In the data below, take the lines from the one containing "tree-item[interactable]: Loud Audio" through the one containing "collapsed-arrow-icon[interactable] (48, 422, 56, 431)", inclusive, and return them as a JSON list of strings with one string per line and any blank lines omitted.

-- start of Information provided --

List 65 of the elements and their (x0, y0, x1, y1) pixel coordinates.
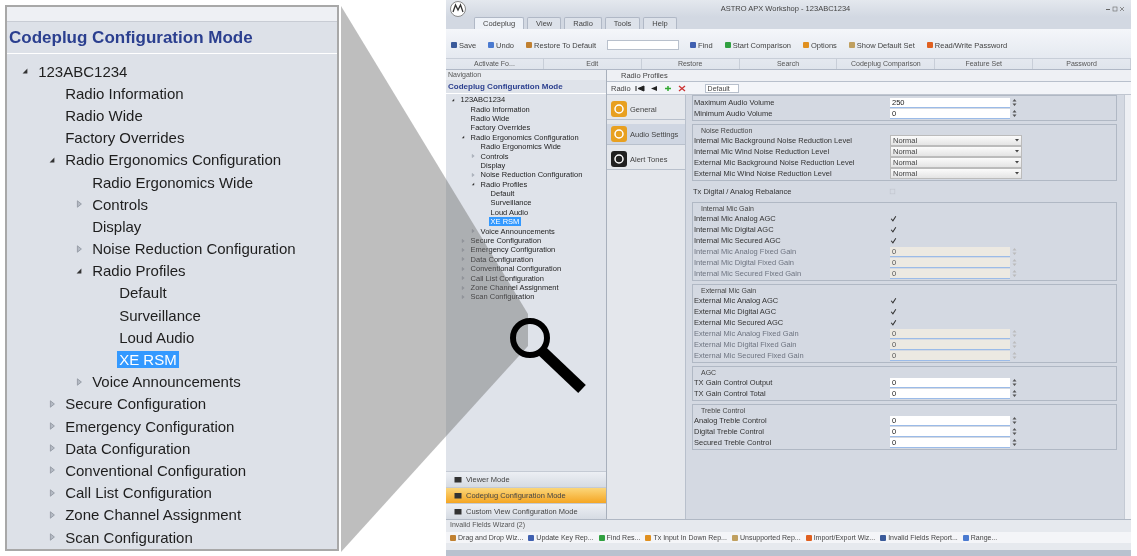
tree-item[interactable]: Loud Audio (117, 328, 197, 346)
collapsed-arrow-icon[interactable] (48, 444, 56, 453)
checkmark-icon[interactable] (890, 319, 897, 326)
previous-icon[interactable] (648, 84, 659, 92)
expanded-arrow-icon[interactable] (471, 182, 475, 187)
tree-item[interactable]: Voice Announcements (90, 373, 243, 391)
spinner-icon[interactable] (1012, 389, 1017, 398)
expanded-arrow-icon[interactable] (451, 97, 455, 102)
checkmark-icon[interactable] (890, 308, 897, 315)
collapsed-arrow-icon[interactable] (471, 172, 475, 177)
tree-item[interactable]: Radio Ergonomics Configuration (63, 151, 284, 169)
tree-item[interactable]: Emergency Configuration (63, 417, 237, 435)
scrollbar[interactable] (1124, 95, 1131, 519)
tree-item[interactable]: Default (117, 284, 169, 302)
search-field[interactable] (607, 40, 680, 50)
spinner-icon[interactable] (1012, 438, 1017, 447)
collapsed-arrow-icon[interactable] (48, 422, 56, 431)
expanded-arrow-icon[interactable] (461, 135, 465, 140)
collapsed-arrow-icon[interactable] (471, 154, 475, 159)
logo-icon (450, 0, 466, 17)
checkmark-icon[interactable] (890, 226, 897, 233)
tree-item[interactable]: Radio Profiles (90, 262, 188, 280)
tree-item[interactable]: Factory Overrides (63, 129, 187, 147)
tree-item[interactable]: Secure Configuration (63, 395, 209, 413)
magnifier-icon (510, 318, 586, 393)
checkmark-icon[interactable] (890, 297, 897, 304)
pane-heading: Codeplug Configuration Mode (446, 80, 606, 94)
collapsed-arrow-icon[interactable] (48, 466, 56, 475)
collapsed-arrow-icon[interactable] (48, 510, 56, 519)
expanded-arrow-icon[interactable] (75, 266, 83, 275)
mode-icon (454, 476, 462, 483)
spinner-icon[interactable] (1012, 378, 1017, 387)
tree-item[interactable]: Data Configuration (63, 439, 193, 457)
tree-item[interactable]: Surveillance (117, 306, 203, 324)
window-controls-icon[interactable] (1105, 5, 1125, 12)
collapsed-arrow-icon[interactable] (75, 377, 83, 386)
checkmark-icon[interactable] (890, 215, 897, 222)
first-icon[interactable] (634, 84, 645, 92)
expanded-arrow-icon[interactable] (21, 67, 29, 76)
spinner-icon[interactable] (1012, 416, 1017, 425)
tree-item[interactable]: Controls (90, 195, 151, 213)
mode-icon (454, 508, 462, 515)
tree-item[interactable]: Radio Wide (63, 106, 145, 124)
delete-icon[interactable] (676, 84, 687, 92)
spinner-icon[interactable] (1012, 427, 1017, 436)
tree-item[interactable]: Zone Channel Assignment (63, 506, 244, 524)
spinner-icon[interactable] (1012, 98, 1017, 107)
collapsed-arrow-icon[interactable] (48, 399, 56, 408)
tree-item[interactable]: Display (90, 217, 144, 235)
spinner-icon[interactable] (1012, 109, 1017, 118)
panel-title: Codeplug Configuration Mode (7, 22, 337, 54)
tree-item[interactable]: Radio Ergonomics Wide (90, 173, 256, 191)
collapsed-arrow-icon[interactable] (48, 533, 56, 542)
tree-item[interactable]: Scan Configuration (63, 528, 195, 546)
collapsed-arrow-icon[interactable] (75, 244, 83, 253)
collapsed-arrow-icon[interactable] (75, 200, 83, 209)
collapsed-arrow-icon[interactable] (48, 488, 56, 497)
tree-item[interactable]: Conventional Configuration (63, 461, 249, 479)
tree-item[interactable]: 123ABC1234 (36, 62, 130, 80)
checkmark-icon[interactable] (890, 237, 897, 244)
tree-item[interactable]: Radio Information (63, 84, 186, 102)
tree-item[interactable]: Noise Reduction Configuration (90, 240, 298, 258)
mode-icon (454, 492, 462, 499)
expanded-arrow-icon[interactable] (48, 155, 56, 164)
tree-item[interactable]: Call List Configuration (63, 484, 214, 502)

-- end of Information provided --
-- start of Information provided --

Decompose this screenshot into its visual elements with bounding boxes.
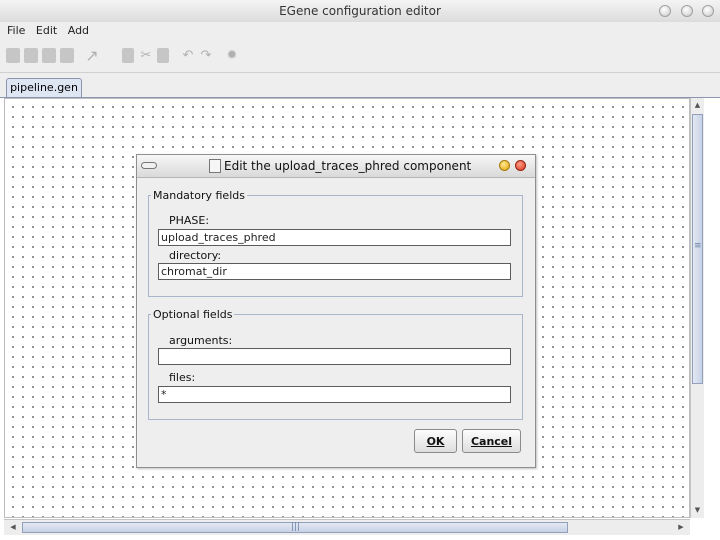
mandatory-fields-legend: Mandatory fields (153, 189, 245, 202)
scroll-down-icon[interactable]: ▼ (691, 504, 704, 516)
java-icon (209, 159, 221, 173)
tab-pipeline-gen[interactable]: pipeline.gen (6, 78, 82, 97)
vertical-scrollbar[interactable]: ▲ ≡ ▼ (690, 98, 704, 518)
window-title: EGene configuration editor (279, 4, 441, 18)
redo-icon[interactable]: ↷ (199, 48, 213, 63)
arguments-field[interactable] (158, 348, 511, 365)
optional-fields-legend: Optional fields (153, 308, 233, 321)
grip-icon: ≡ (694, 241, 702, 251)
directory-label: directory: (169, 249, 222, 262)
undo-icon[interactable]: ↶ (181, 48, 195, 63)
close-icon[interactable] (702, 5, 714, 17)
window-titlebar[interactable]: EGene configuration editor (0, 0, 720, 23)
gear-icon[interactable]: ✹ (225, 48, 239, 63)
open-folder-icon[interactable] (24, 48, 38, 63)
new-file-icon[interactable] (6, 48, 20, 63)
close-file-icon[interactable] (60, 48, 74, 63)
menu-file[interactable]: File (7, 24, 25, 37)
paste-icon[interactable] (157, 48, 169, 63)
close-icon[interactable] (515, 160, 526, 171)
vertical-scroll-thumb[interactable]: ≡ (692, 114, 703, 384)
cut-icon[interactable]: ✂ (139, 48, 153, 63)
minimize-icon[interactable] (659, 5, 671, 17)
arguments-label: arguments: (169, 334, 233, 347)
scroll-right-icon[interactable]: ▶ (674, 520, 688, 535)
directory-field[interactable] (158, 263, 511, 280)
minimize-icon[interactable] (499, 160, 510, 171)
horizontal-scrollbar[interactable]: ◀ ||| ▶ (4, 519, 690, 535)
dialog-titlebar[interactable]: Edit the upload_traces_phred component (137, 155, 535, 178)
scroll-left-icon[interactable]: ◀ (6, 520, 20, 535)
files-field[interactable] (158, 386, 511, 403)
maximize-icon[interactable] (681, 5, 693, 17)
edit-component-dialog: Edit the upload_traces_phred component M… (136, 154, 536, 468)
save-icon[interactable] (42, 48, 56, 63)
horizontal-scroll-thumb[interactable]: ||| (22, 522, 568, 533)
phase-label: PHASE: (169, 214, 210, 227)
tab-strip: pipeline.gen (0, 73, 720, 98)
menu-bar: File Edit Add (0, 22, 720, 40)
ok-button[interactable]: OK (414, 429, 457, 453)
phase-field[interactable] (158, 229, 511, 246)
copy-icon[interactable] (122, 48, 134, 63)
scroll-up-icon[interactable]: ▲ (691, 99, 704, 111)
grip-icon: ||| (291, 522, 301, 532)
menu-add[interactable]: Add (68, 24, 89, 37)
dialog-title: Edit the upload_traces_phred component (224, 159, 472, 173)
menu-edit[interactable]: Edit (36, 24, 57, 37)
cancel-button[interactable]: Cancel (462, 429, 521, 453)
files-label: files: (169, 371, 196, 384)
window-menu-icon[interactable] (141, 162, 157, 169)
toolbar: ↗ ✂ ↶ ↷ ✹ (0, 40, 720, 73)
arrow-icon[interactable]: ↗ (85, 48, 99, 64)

-- end of Information provided --

§ Complete answer:
[
  "tree-item[interactable]: Loud Audio (117, 328, 197, 346)",
  "collapsed-arrow-icon[interactable] (48, 444, 56, 453)",
  "checkmark-icon[interactable] (890, 319, 897, 326)",
  "previous-icon[interactable] (648, 84, 659, 92)",
  "expanded-arrow-icon[interactable] (471, 182, 475, 187)",
  "tree-item[interactable]: Voice Announcements (90, 373, 243, 391)",
  "spinner-icon[interactable] (1012, 389, 1017, 398)",
  "expanded-arrow-icon[interactable] (451, 97, 455, 102)",
  "checkmark-icon[interactable] (890, 308, 897, 315)",
  "collapsed-arrow-icon[interactable] (471, 172, 475, 177)",
  "tree-item[interactable]: Radio Ergonomics Configuration (63, 151, 284, 169)",
  "tree-item[interactable]: Emergency Configuration (63, 417, 237, 435)",
  "scrollbar[interactable] (1124, 95, 1131, 519)",
  "tree-item[interactable]: Default (117, 284, 169, 302)",
  "search-field[interactable] (607, 40, 680, 50)",
  "spinner-icon[interactable] (1012, 438, 1017, 447)",
  "collapsed-arrow-icon[interactable] (48, 422, 56, 431)"
]